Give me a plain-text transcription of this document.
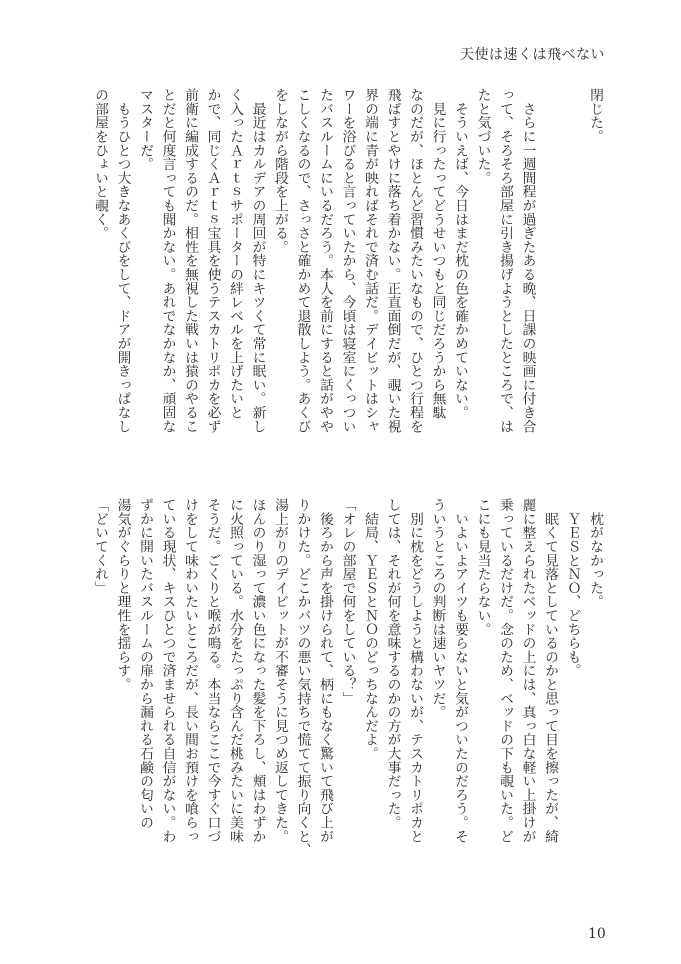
天使は速くは飛べない
閉じた。
　さらに一週間程が過ぎたある晩、日課の映画に付き合
って、そろそろ部屋に引き揚げようとしたところで、は
たと気づいた。
　そういえば、今日はまだ枕の色を確かめていない。
　見に行ったってどうせいつもと同じだろうから無駄
なのだが、ほとんど習慣みたいなもので、ひとつ行程を
飛ばすとやけに落ち着かない。正直面倒だが、覗いた視
界の端に青が映ればそれで済む話だ。デイビットはシャ
ワーを浴びると言っていたから、今頃は寝室にくっつい
たバスルームにいるだろう。本人を前にすると話がやや
こしくなるので、さっさと確かめて退散しよう。あくび
をしながら階段を上がる。
　最近はカルデアの周回が特にキツくて常に眠い。新し
く入ったＡｒｔｓサポーターの絆レベルを上げたいと
かで、同じくＡｒｔｓ宝具を使うテスカトリポカを必ず
前衛に編成するのだ。相性を無視した戦いは猿のやるこ
とだと何度言っても聞かない。あれでなかなか、頑固な
マスターだ。
　もうひとつ大きなあくびをして、ドアが開きっぱなし
の部屋をひょいと覗く。
　枕がなかった。
　ＹＥＳとＮＯ、どちらも。
　眠くて見落としているのかと思って目を擦ったが、綺
麗に整えられたベッドの上には、真っ白な軽い上掛けが
乗っているだけだ。念のため、ベッドの下も覗いた。ど
こにも見当たらない。
　いよいよアイツも要らないと気がついたのだろう。そ
ういうところの判断は速いヤツだ。
　別に枕をどうしようと構わないが、テスカトリポカと
しては、それが何を意味するのかの方が大事だった。
　結局、ＹＥＳとＮＯのどっちなんだよ。
「オレの部屋で何をしている？」
　後ろから声を掛けられて、柄にもなく驚いて飛び上が
りかけた。どこかバツの悪い気持ちで慌てて振り向くと、
湯上がりのデイビットが不審そうに見つめ返してきた。
ほんのり湿って濃い色になった髪を下ろし、頬はわずか
に火照っている。水分をたっぷり含んだ桃みたいに美味
そうだ。ごくりと喉が鳴る。本当ならここで今すぐ口づ
けをして味わいたいところだが、長い間お預けを喰らっ
ている現状、キスひとつで済ませられる自信がない。わ
ずかに開いたバスルームの扉から漏れる石鹸の匂いの
湯気がぐらりと理性を揺らす。
「どいてくれ」
10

Task requirements: Repeat each entry exactly as given; no pictures belong in the copy.

Result of the exercise:
Give me a plain-text transcription of this document.
天使は速くは飛べない
閉じた。
　さらに一週間程が過ぎたある晩、日課の映画に付き合
って、そろそろ部屋に引き揚げようとしたところで、は
たと気づいた。
　そういえば、今日はまだ枕の色を確かめていない。
　見に行ったってどうせいつもと同じだろうから無駄
なのだが、ほとんど習慣みたいなもので、ひとつ行程を
飛ばすとやけに落ち着かない。正直面倒だが、覗いた視
界の端に青が映ればそれで済む話だ。デイビットはシャ
ワーを浴びると言っていたから、今頃は寝室にくっつい
たバスルームにいるだろう。本人を前にすると話がやや
こしくなるので、さっさと確かめて退散しよう。あくび
をしながら階段を上がる。
　最近はカルデアの周回が特にキツくて常に眠い。新し
く入ったＡｒｔｓサポーターの絆レベルを上げたいと
かで、同じくＡｒｔｓ宝具を使うテスカトリポカを必ず
前衛に編成するのだ。相性を無視した戦いは猿のやるこ
とだと何度言っても聞かない。あれでなかなか、頑固な
マスターだ。
　もうひとつ大きなあくびをして、ドアが開きっぱなし
の部屋をひょいと覗く。
　枕がなかった。
　ＹＥＳとＮＯ、どちらも。
　眠くて見落としているのかと思って目を擦ったが、綺
麗に整えられたベッドの上には、真っ白な軽い上掛けが
乗っているだけだ。念のため、ベッドの下も覗いた。ど
こにも見当たらない。
　いよいよアイツも要らないと気がついたのだろう。そ
ういうところの判断は速いヤツだ。
　別に枕をどうしようと構わないが、テスカトリポカと
しては、それが何を意味するのかの方が大事だった。
　結局、ＹＥＳとＮＯのどっちなんだよ。
「オレの部屋で何をしている？」
　後ろから声を掛けられて、柄にもなく驚いて飛び上が
りかけた。どこかバツの悪い気持ちで慌てて振り向くと、
湯上がりのデイビットが不審そうに見つめ返してきた。
ほんのり湿って濃い色になった髪を下ろし、頬はわずか
に火照っている。水分をたっぷり含んだ桃みたいに美味
そうだ。ごくりと喉が鳴る。本当ならここで今すぐ口づ
けをして味わいたいところだが、長い間お預けを喰らっ
ている現状、キスひとつで済ませられる自信がない。わ
ずかに開いたバスルームの扉から漏れる石鹸の匂いの
湯気がぐらりと理性を揺らす。
「どいてくれ」
10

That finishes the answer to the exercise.